**EXERCISE INSTRUCTIONS:**
Write out every line of the records below as a JSON list of strings, one string per line and no blank lines, and omit the pictures.

**EXERCISE INPUTS:**

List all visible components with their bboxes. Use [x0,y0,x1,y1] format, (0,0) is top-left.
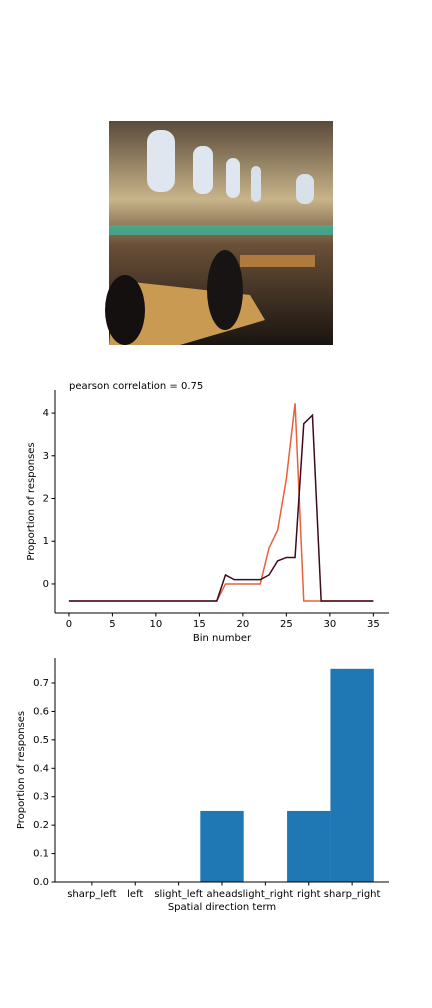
x-tick-label: ahead [206,889,237,900]
y-tick-label: 0.4 [33,763,49,774]
x-tick-label: slight_right [237,889,293,900]
x-tick-label: 25 [280,619,293,630]
x-tick-label: 35 [367,619,380,630]
chart-title: pearson correlation = 0.75 [69,381,203,392]
y-tick-label: 2 [43,494,49,505]
y-tick-label: 0.1 [33,849,49,860]
x-axis-label: Bin number [193,633,252,644]
x-tick-label: sharp_right [324,889,381,900]
bar [200,810,244,882]
y-tick-label: 0.7 [33,678,49,689]
x-axis-label: Spatial direction term [168,902,276,913]
y-tick-label: 0 [43,579,49,590]
y-tick-label: 0.2 [33,820,49,831]
line-series [68,413,374,602]
x-tick-label: 10 [150,619,163,630]
photo [105,121,333,345]
x-tick-label: 30 [323,619,336,630]
y-tick-label: 3 [43,451,49,462]
y-tick-label: 1 [43,536,49,547]
y-tick-label: 0.0 [33,877,49,888]
x-tick-label: right [297,889,321,900]
bar [330,668,374,882]
x-tick-label: sharp_left [67,889,116,900]
y-tick-label: 0.6 [33,706,49,717]
x-tick-label: left [127,889,143,900]
x-tick-label: 5 [109,619,115,630]
y-tick-label: 0.5 [33,735,49,746]
y-tick-label: 0.3 [33,792,49,803]
line-series [68,403,374,602]
x-tick-label: 20 [237,619,250,630]
y-axis-label: Proportion of responses [16,711,27,829]
y-tick-label: 4 [43,408,49,419]
y-axis-label: Proportion of responses [26,442,37,560]
x-tick-label: slight_left [154,889,203,900]
bar [287,810,331,882]
x-tick-label: 0 [66,619,72,630]
x-tick-label: 15 [193,619,206,630]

**CORRECT RESPONSE:**
[
  "List all visible components with their bboxes. Use [x0,y0,x1,y1] format, (0,0) is top-left.",
  "x-tick-label: ahead [206,889,237,900]",
  "y-tick-label: 0.4 [33,763,49,774]",
  "x-tick-label: slight_right [237,889,293,900]",
  "x-tick-label: 25 [280,619,293,630]",
  "x-tick-label: 35 [367,619,380,630]",
  "chart-title: pearson correlation = 0.75 [69,381,203,392]",
  "y-tick-label: 2 [43,494,49,505]",
  "y-tick-label: 0.1 [33,849,49,860]",
  "x-axis-label: Bin number [193,633,252,644]",
  "x-tick-label: sharp_right [324,889,381,900]",
  "bar [200,810,244,882]",
  "y-tick-label: 0.7 [33,678,49,689]",
  "x-axis-label: Spatial direction term [168,902,276,913]",
  "y-tick-label: 0 [43,579,49,590]",
  "y-tick-label: 0.2 [33,820,49,831]",
  "line-series [68,413,374,602]",
  "x-tick-label: 10 [150,619,163,630]",
  "photo [105,121,333,345]",
  "x-tick-label: 30 [323,619,336,630]",
  "y-tick-label: 3 [43,451,49,462]",
  "y-tick-label: 1 [43,536,49,547]",
  "y-tick-label: 0.0 [33,877,49,888]",
  "x-tick-label: right [297,889,321,900]",
  "bar [330,668,374,882]",
  "x-tick-label: sharp_left [67,889,116,900]",
  "y-tick-label: 0.6 [33,706,49,717]",
  "x-tick-label: left [127,889,143,900]",
  "x-tick-label: 5 [109,619,115,630]",
  "y-tick-label: 0.5 [33,735,49,746]",
  "y-tick-label: 0.3 [33,792,49,803]",
  "line-series [68,403,374,602]",
  "x-tick-label: 20 [237,619,250,630]",
  "y-axis-label: Proportion of responses [16,711,27,829]",
  "y-tick-label: 4 [43,408,49,419]",
  "y-axis-label: Proportion of responses [26,442,37,560]",
  "x-tick-label: slight_left [154,889,203,900]",
  "bar [287,810,331,882]",
  "x-tick-label: 0 [66,619,72,630]",
  "x-tick-label: 15 [193,619,206,630]"
]